=== Available data ===
+++

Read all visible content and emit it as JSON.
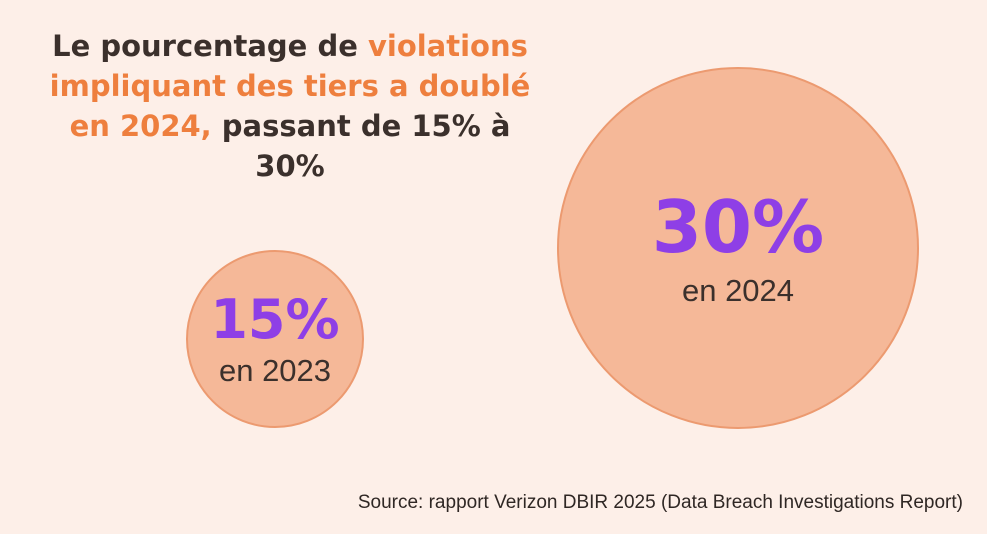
{
  "title": {
    "part1": "Le pourcentage de ",
    "part2": "violations impliquant des tiers a doublé en 2024,",
    "part3": " passant de 15% à 30%"
  },
  "chart_data": {
    "type": "bubble",
    "points": [
      {
        "year_label": "en 2023",
        "value": 15,
        "value_label": "15%"
      },
      {
        "year_label": "en 2024",
        "value": 30,
        "value_label": "30%"
      }
    ]
  },
  "source": "Source: rapport Verizon DBIR 2025 (Data Breach Investigations Report)",
  "colors": {
    "background": "#fdefe8",
    "bubble_fill": "#f5b898",
    "bubble_stroke": "#ec9a70",
    "value_text": "#8e3fe6",
    "highlight_text": "#ee7f3e",
    "body_text": "#3b302c"
  }
}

+++

=== Given exercise ===
Repeat the full listing above exactly, with no pictures in the copy.

=== Full answer ===
Read all visible content and emit it as JSON.
{
  "title": {
    "part1": "Le pourcentage de ",
    "part2": "violations impliquant des tiers a doublé en 2024,",
    "part3": " passant de 15% à 30%"
  },
  "chart_data": {
    "type": "bubble",
    "points": [
      {
        "year_label": "en 2023",
        "value": 15,
        "value_label": "15%"
      },
      {
        "year_label": "en 2024",
        "value": 30,
        "value_label": "30%"
      }
    ]
  },
  "source": "Source: rapport Verizon DBIR 2025 (Data Breach Investigations Report)",
  "colors": {
    "background": "#fdefe8",
    "bubble_fill": "#f5b898",
    "bubble_stroke": "#ec9a70",
    "value_text": "#8e3fe6",
    "highlight_text": "#ee7f3e",
    "body_text": "#3b302c"
  }
}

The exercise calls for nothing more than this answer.